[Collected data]
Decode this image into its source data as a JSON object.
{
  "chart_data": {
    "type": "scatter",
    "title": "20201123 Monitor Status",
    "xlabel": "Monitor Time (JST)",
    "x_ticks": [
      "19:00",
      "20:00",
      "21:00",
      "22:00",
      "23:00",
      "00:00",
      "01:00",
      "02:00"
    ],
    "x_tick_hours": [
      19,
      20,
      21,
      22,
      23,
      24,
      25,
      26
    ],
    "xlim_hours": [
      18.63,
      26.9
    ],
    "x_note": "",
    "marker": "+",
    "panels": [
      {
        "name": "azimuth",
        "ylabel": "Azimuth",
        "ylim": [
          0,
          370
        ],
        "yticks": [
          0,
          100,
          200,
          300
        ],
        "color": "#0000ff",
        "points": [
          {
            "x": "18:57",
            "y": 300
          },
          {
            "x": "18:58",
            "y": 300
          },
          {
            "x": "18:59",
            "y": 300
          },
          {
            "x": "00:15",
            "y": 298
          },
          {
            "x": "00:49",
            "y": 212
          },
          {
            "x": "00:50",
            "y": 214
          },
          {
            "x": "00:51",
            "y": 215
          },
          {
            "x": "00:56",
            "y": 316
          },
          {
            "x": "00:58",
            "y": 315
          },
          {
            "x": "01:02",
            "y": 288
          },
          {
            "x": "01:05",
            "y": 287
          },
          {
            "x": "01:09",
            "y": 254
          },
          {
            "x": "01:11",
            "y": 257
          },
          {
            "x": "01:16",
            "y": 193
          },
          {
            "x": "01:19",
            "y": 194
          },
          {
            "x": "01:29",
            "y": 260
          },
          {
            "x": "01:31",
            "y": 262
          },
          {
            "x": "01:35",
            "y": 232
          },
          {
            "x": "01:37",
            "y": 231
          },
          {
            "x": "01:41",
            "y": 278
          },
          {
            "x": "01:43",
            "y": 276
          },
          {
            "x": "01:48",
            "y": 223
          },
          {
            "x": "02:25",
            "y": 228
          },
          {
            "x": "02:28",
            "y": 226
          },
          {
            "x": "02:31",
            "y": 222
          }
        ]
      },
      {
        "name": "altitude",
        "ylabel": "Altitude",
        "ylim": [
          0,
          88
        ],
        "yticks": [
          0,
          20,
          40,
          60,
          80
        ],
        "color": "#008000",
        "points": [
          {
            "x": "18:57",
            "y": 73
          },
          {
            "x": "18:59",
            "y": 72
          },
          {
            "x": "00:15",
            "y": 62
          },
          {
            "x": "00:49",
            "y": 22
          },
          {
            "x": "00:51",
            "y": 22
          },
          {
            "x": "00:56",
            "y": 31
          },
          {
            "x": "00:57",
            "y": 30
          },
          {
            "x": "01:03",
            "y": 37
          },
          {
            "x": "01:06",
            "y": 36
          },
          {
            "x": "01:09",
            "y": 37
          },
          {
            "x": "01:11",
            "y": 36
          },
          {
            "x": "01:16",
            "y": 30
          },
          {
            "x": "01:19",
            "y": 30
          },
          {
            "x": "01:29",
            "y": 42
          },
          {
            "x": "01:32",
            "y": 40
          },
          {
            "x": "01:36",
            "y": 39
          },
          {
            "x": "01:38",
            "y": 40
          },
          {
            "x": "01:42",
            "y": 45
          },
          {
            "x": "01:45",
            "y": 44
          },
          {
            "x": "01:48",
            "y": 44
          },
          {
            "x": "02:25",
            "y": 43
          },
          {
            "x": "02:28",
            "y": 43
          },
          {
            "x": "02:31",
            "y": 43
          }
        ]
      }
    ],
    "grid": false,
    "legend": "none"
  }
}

What is required
From the entries above, copy out every line where the string "Monitor" appears.

Result
    "title": "20201123 Monitor Status",
    "xlabel": "Monitor Time (JST)",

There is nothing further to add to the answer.